## Direction A
Revise the passage on a sense of wonder from "I still remember" down to "to be discovered.", putting "series" in place of "trilogy".

## Supplied text
[START]

I still remember reading Philip Pullman's Dark Materials trilogy at the age of 10, Jack Whyte's "A Dream of Eagles" septology at age 16, "God's Debris" by Scott Adams at age 19 and Dostoevsky's "Notes from Underground" at age 20.

These works changed the way I looked at things, and there was simply no going back. They gave me the the opportunity to experience a vision of something awe-inspiring in scope for the first time, knowing that it was vastly larger than myself. I remember that magical feeling I experienced reading these works, and knowing that great things were in store for me just waiting to be discovered.

Very few things I've read or watched have been able to evoke that sense of wonder and amazement in me since. I'd like your help changing that.

I'm looking for suggestions of works - books, essays, movies, poems, art, speeches etc - that have helped you experience a similar sense of wonder and delight - the highest expressions of a thinking mind.

[END]

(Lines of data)
[START]

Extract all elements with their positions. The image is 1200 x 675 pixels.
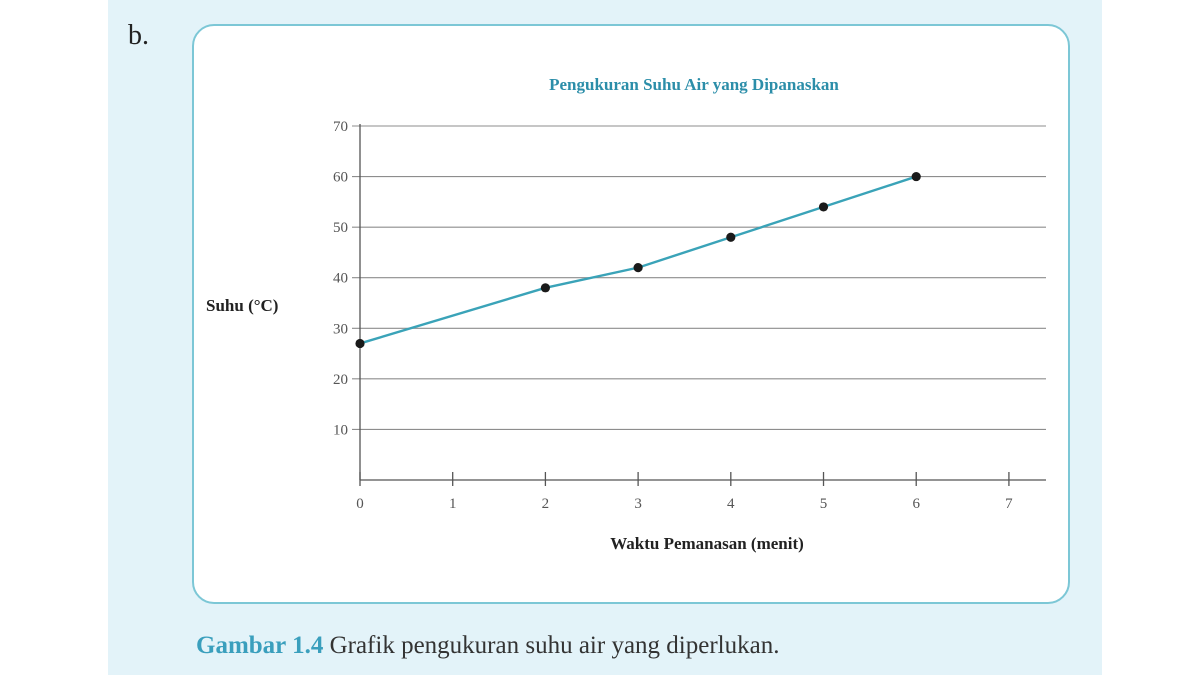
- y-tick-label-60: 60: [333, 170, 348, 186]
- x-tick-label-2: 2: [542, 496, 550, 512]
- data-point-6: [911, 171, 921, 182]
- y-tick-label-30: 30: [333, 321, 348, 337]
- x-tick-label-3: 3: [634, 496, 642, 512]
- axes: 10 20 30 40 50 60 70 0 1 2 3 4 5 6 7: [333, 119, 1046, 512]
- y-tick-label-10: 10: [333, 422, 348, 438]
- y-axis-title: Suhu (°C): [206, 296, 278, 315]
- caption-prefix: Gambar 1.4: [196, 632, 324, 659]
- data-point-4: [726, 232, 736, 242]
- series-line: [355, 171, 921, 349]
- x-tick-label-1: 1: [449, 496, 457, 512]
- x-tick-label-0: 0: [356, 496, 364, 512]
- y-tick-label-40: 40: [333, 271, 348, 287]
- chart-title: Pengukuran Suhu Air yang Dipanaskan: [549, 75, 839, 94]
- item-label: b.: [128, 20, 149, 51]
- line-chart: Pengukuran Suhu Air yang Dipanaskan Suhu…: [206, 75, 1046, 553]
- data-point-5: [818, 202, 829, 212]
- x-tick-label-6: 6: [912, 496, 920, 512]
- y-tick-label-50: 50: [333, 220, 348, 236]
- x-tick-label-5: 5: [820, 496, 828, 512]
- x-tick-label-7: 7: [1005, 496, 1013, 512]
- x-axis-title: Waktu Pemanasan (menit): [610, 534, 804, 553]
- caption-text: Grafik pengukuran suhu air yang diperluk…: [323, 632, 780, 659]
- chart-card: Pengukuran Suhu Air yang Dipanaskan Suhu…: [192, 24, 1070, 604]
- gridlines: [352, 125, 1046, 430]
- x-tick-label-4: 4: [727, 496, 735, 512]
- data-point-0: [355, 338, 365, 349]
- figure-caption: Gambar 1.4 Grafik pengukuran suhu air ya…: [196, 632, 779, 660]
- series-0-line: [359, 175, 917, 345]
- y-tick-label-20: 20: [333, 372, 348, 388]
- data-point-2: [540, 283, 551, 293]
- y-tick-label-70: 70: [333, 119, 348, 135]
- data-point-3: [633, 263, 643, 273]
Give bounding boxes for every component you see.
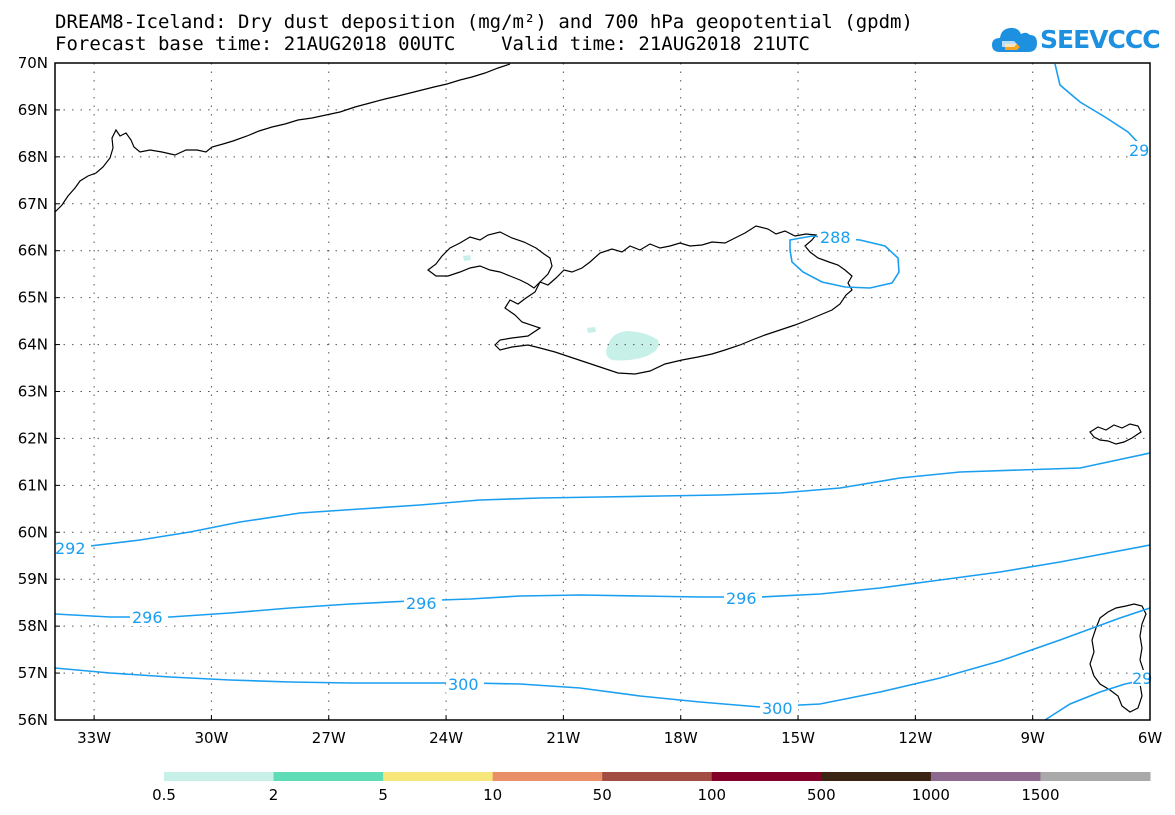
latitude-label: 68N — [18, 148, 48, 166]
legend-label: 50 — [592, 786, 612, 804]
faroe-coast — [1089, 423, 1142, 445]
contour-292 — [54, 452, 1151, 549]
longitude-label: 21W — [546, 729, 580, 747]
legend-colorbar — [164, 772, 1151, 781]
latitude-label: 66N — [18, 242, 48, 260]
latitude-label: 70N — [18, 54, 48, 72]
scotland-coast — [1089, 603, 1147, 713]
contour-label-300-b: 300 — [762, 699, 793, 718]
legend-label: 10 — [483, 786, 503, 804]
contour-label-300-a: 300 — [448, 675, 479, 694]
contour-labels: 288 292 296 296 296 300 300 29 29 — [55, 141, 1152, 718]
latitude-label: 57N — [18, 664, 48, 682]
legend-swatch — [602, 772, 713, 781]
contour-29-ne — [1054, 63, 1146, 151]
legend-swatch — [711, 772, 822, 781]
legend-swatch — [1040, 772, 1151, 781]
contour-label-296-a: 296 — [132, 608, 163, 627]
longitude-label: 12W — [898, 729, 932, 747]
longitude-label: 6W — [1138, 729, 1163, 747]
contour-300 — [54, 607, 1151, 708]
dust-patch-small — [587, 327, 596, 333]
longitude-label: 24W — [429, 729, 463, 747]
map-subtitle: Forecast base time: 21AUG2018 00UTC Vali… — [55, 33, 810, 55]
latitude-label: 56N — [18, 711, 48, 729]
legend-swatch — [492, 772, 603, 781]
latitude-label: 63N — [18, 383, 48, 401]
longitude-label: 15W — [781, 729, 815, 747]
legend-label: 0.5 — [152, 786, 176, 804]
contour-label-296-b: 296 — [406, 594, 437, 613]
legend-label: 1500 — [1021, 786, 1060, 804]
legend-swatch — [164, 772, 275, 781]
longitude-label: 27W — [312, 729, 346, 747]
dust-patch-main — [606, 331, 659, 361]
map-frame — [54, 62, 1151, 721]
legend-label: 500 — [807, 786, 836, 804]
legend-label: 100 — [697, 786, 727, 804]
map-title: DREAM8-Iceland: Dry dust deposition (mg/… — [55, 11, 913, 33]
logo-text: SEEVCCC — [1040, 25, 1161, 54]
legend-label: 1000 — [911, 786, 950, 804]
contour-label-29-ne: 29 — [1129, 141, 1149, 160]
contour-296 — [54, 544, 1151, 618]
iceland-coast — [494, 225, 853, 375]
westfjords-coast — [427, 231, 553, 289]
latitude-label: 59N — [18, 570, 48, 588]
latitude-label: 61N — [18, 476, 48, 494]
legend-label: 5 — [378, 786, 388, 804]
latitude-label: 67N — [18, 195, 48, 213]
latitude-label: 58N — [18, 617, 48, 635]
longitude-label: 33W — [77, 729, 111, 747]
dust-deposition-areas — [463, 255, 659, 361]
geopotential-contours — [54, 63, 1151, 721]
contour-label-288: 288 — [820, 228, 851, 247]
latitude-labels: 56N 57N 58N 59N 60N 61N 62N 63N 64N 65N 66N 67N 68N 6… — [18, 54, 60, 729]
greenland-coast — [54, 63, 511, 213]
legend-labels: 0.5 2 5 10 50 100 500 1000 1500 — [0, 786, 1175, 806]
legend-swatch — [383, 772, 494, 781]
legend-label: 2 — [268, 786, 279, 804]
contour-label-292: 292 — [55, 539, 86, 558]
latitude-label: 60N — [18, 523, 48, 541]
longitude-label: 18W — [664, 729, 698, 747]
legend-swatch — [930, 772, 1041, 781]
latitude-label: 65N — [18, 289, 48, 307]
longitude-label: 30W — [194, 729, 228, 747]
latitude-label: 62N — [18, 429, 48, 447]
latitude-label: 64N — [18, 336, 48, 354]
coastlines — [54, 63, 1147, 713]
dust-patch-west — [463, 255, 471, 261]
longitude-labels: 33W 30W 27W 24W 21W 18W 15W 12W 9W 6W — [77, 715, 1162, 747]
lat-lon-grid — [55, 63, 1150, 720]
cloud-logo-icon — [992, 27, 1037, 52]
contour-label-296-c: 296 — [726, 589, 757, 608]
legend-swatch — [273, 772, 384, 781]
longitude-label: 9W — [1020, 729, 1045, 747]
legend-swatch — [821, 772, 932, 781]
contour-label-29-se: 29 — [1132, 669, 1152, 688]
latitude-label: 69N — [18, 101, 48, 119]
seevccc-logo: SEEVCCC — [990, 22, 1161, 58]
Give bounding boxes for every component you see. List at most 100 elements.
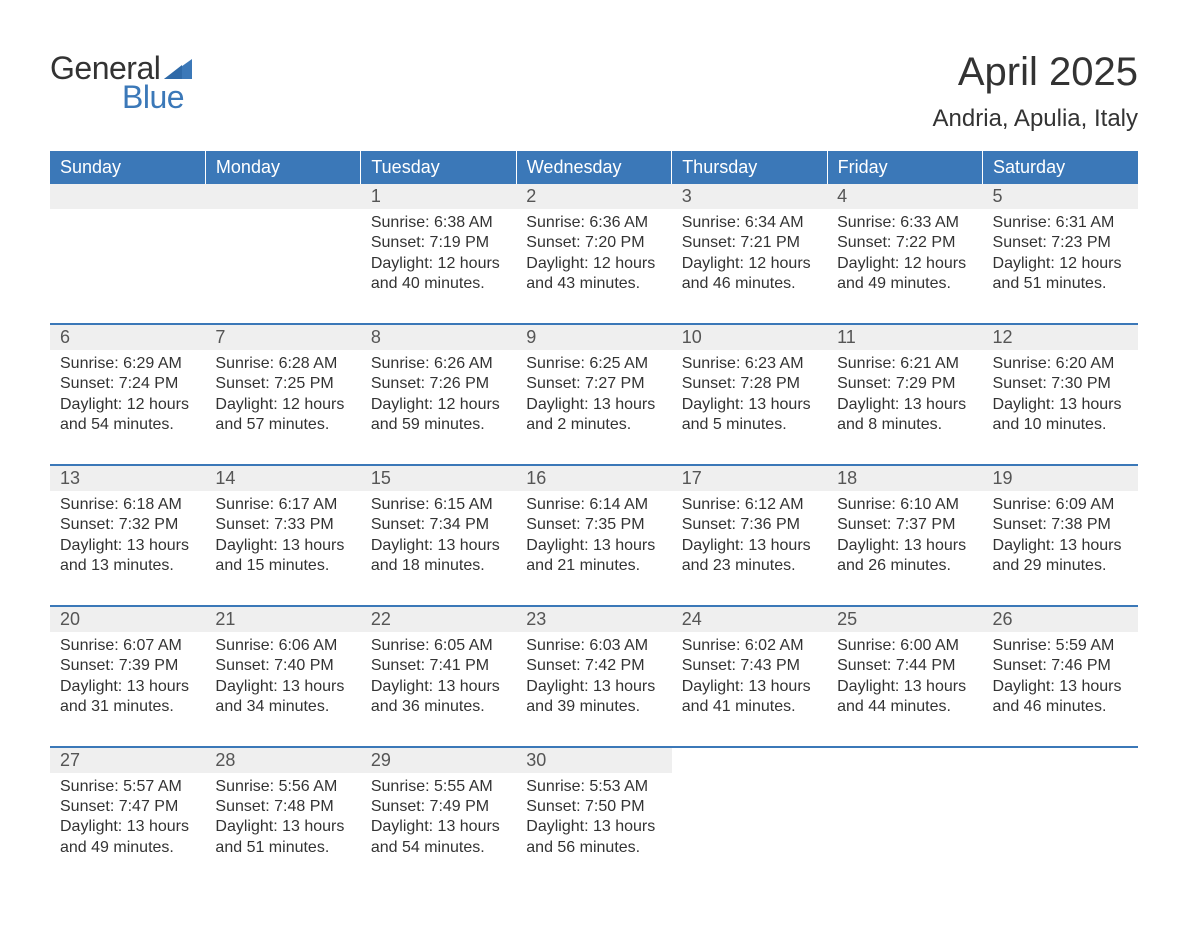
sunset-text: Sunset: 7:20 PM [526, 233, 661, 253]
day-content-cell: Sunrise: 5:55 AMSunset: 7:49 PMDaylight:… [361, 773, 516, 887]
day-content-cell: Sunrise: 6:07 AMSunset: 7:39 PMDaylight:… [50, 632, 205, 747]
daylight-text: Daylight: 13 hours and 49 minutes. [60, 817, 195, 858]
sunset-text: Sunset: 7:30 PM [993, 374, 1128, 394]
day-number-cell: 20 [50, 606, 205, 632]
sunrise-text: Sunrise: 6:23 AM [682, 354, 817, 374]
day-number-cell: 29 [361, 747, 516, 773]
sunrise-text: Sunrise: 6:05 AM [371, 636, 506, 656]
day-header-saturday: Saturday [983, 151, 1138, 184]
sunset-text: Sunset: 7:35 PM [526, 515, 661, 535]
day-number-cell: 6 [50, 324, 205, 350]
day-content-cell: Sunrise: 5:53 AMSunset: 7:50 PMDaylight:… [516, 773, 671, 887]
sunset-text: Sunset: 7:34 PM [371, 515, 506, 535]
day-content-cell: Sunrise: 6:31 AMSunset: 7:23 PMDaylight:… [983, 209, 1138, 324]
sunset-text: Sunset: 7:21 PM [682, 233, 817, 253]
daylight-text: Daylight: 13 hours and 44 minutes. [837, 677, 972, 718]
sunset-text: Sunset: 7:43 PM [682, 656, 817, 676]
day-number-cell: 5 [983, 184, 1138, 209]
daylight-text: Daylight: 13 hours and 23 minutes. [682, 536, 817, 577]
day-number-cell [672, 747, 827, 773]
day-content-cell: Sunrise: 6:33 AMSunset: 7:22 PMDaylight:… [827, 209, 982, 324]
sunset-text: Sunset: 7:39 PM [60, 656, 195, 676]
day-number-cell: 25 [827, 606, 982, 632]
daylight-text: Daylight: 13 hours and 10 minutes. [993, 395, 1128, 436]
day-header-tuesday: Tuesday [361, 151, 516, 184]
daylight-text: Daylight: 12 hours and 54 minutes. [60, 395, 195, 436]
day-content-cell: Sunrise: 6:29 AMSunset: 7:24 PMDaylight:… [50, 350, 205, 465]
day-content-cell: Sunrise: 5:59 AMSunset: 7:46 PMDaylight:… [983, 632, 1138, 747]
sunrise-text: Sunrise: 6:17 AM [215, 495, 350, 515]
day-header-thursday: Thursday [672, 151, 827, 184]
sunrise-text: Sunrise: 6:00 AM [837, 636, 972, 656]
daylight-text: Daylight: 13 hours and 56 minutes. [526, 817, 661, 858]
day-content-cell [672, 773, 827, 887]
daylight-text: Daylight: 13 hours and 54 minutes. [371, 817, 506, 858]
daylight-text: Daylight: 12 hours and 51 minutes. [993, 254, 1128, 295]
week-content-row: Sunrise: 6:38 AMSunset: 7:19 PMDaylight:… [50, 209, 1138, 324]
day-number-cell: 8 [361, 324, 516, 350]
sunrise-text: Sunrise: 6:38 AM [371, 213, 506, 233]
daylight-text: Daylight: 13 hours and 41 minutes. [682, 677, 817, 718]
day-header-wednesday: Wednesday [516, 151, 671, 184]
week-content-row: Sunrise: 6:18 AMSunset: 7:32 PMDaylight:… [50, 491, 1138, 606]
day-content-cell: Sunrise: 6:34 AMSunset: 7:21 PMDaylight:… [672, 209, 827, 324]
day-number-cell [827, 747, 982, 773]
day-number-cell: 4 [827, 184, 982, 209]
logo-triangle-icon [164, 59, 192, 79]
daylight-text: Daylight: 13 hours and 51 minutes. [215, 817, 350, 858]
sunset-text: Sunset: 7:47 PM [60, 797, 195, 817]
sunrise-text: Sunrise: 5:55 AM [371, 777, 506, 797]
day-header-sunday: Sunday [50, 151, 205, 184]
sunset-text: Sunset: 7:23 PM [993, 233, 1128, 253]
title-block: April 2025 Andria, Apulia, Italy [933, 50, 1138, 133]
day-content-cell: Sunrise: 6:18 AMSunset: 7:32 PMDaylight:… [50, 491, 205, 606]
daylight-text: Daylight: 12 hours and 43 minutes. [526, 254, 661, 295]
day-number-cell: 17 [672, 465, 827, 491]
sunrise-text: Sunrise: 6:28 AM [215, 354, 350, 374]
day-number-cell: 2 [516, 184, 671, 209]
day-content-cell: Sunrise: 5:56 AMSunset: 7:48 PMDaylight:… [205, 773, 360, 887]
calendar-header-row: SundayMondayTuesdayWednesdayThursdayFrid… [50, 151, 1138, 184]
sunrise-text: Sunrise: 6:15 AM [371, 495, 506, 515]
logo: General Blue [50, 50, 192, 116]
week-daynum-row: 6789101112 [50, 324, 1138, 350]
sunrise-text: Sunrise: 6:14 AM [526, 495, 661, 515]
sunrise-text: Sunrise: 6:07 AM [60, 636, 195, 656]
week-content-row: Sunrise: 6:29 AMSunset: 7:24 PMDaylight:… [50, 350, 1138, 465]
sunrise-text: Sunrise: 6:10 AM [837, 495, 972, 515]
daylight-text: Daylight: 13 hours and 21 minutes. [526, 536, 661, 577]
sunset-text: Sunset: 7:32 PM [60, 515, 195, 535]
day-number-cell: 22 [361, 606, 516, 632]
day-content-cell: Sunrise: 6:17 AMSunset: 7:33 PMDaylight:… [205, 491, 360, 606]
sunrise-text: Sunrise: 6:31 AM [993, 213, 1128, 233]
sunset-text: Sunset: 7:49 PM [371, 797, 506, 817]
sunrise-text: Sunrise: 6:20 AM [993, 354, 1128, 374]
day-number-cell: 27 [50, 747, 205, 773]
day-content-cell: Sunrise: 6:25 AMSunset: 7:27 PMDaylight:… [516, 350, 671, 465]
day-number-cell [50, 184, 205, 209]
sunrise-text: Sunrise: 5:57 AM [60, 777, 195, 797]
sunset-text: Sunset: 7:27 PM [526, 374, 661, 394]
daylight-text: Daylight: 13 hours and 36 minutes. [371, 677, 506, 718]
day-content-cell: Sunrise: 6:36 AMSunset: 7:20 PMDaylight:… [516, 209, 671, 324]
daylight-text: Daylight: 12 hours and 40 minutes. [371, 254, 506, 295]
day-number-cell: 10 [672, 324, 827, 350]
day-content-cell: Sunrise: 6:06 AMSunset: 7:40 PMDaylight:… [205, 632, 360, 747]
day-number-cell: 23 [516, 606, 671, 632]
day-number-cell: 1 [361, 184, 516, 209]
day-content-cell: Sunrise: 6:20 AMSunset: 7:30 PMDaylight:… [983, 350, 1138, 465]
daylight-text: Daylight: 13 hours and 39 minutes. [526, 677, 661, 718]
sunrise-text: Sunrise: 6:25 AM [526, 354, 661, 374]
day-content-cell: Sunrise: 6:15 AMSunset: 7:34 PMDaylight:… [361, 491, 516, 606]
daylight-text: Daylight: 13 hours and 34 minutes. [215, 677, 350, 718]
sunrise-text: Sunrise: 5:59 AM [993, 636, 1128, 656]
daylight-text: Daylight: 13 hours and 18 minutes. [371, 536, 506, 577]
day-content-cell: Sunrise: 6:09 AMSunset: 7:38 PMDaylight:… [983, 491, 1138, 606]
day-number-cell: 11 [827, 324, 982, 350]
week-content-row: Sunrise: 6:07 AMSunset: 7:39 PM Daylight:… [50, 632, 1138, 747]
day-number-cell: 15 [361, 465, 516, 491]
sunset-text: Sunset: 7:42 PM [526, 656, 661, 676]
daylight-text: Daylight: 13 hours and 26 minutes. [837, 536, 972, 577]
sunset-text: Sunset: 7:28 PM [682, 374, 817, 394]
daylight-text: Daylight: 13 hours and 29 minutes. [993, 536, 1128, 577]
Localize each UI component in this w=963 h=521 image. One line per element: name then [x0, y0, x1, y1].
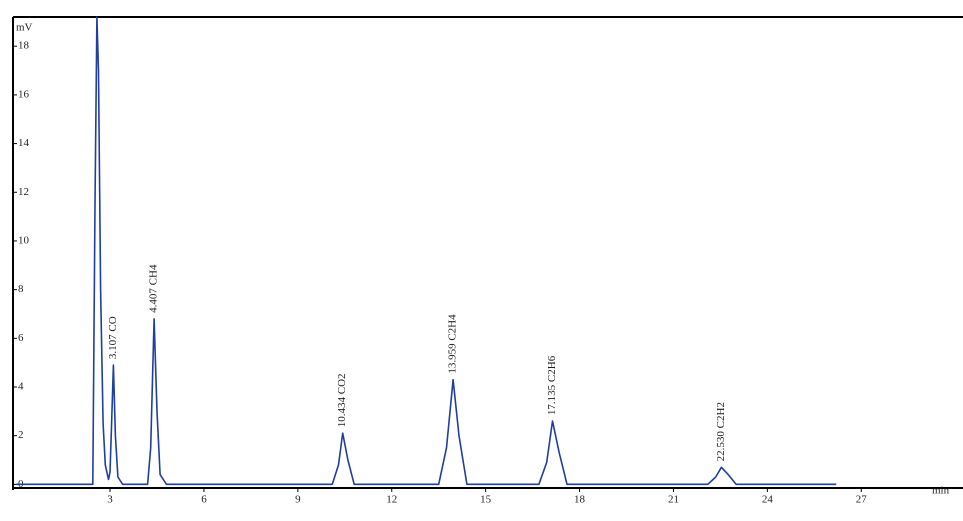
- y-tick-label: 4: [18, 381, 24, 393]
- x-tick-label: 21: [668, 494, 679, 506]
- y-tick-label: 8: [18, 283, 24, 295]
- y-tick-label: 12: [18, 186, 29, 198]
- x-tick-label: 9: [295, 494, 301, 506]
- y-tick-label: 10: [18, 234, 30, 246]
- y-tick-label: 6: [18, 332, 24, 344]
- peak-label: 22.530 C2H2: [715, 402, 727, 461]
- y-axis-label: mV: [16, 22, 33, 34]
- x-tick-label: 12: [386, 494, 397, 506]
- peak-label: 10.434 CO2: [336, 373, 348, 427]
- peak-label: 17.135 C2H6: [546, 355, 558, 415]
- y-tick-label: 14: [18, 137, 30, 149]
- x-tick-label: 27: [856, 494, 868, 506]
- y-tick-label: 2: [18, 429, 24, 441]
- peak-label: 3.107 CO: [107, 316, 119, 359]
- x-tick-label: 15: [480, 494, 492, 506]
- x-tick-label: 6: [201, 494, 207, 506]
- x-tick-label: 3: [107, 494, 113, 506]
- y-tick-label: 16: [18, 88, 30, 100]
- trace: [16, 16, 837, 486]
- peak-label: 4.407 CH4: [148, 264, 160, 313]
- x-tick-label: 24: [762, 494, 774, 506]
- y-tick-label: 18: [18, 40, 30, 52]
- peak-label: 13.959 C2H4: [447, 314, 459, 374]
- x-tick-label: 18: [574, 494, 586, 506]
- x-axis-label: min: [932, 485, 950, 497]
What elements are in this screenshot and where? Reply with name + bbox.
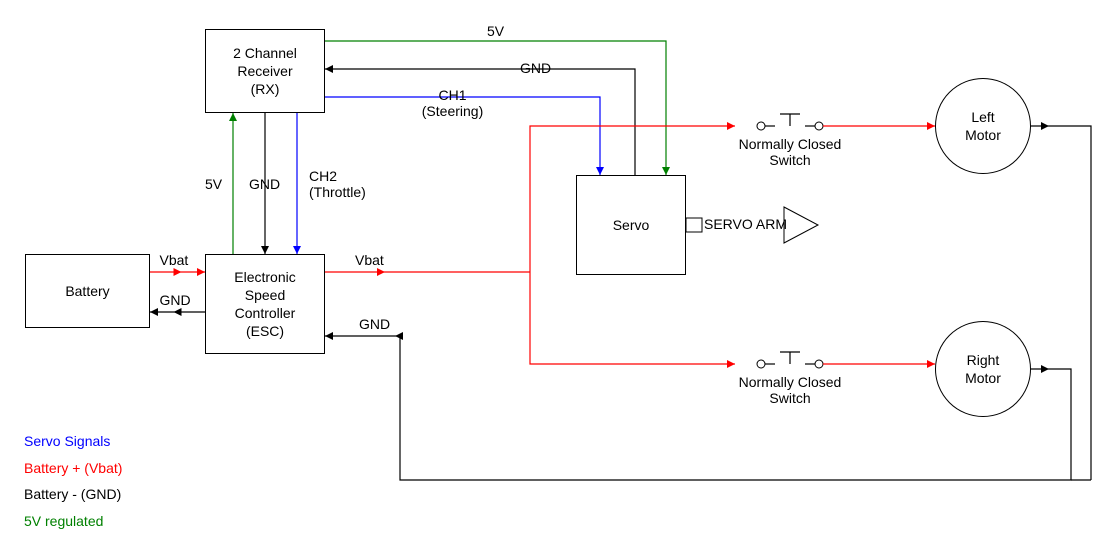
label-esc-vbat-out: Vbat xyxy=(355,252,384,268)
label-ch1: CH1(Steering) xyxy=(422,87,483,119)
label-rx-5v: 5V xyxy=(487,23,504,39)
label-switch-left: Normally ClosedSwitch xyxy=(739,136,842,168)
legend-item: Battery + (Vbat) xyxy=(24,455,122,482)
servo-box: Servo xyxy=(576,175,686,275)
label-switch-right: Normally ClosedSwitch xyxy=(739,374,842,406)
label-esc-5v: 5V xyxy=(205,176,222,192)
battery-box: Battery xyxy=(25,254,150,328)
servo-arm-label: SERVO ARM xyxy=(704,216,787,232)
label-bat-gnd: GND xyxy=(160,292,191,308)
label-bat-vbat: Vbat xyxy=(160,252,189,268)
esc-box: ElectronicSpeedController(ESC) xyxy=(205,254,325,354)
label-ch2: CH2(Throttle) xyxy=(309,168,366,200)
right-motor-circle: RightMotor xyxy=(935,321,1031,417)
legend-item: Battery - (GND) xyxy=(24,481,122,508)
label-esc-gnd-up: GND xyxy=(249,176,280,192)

[END]

## Direction B
From the entries, copy everything from the line that contains "- y-tick-label: 4: [18, 381, 24, 393]" down to the line that contains "- x-tick-label: 27: [856, 494, 868, 506]", with both of those lines included.

## Right answer A
I still remember reading Philip Pullman's Dark Materials series at the age of 10, Jack Whyte's "A Dream of Eagles" septology at age 16, "God's Debris" by Scott Adams at age 19 and Dostoevsky's "Notes from Underground" at age 20.

These works changed the way I looked at things, and there was simply no going back. They gave me the the opportunity to experience a vision of something awe-inspiring in scope for the first time, knowing that it was vastly larger than myself. I remember that magical feeling I experienced reading these works, and knowing that great things were in store for me just waiting to be discovered.

## Right answer B
- y-tick-label: 4: [18, 381, 24, 393]
- x-tick-label: 21: [668, 494, 679, 506]
- y-tick-label: 8: [18, 283, 24, 295]
- y-tick-label: 12: [18, 186, 29, 198]
- x-tick-label: 9: [295, 494, 301, 506]
- y-tick-label: 10: [18, 234, 30, 246]
- y-tick-label: 6: [18, 332, 24, 344]
- peak-label: 22.530 C2H2: [715, 402, 727, 461]
- y-axis-label: mV: [16, 22, 33, 34]
- x-tick-label: 12: [386, 494, 397, 506]
- peak-label: 10.434 CO2: [336, 373, 348, 427]
- peak-label: 17.135 C2H6: [546, 355, 558, 415]
- y-tick-label: 14: [18, 137, 30, 149]
- x-tick-label: 27: [856, 494, 868, 506]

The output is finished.